Passage shown:
------------------------------------

How I dropped my phone into the depths of Lake Martin is still a great and confusing mystery which evidently involves beer.
My wife and I were at the lake for the week. We were getting ready to go kayaking. It was sunny. I wore an oversized life vest designed for someone roughly the size of Herman Munster. I wore SpongeBob swim trunks.
I had a thick layer of zinc on my nose because I am a redhead and will turn into a vine-ripened tomato after four minutes of UV exposure.
TRUE FACT: George Washington was a redhead, so was Thomas Jefferson. Also, Judas Iscariot.
So anyway, my wife and I deposited our two rental kayaks into the water. Which isn’t easy. Kayaks are heavy, especially with coolers strapped to the hull.
The correct way to launch a kayak requires a lot of attention. You must hold your kayak securely or else the current will suck your vessel out to sea and you run the very real risk of running out of beer.
No sooner had we placed kayaks into the water that they began drifting away. “Help!” shouted my wife. “Don’t let it get away!”

------------------------------------

Structured parsing data for pages:
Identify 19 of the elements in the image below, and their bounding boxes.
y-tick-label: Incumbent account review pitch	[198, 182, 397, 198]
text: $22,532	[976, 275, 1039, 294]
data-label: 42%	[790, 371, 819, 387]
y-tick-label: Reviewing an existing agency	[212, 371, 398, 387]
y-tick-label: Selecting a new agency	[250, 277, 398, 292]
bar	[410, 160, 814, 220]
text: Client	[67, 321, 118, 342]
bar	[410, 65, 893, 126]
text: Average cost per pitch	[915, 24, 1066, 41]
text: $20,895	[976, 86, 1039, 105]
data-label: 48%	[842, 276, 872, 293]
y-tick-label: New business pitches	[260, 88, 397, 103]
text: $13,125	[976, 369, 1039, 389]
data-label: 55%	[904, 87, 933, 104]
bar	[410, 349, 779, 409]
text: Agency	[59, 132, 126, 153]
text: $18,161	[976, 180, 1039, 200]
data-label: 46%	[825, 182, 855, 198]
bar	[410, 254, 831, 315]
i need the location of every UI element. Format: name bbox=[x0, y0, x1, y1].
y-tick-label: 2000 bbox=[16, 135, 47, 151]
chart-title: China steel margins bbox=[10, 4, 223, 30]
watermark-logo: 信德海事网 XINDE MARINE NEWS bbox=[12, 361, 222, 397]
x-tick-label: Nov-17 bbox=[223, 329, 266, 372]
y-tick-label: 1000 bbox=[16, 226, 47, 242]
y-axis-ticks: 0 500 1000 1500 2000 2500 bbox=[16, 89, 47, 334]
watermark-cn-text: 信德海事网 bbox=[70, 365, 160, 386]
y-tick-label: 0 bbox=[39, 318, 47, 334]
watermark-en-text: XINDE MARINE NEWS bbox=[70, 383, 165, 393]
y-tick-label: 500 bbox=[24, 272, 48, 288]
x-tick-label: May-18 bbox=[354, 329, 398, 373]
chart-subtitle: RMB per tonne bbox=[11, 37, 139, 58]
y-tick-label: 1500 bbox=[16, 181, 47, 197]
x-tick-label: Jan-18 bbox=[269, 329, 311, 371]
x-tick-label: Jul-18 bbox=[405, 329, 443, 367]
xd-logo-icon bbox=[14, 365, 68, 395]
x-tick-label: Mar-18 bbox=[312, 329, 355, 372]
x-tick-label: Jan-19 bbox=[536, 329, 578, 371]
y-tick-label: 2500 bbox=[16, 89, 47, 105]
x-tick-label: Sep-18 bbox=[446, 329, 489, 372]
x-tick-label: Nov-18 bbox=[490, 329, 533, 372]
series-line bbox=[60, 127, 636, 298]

------------------------------------

Work required: Reproduce the kayaking story word for word, starting at "So anyway, my" and ending at "out of beer.".

Response box:
So anyway, my wife and I deposited our two rental kayaks into the water. Which isn’t easy. Kayaks are heavy, especially with coolers strapped to the hull.
The correct way to launch a kayak requires a lot of attention. You must hold your kayak securely or else the current will suck your vessel out to sea and you run the very real risk of running out of beer.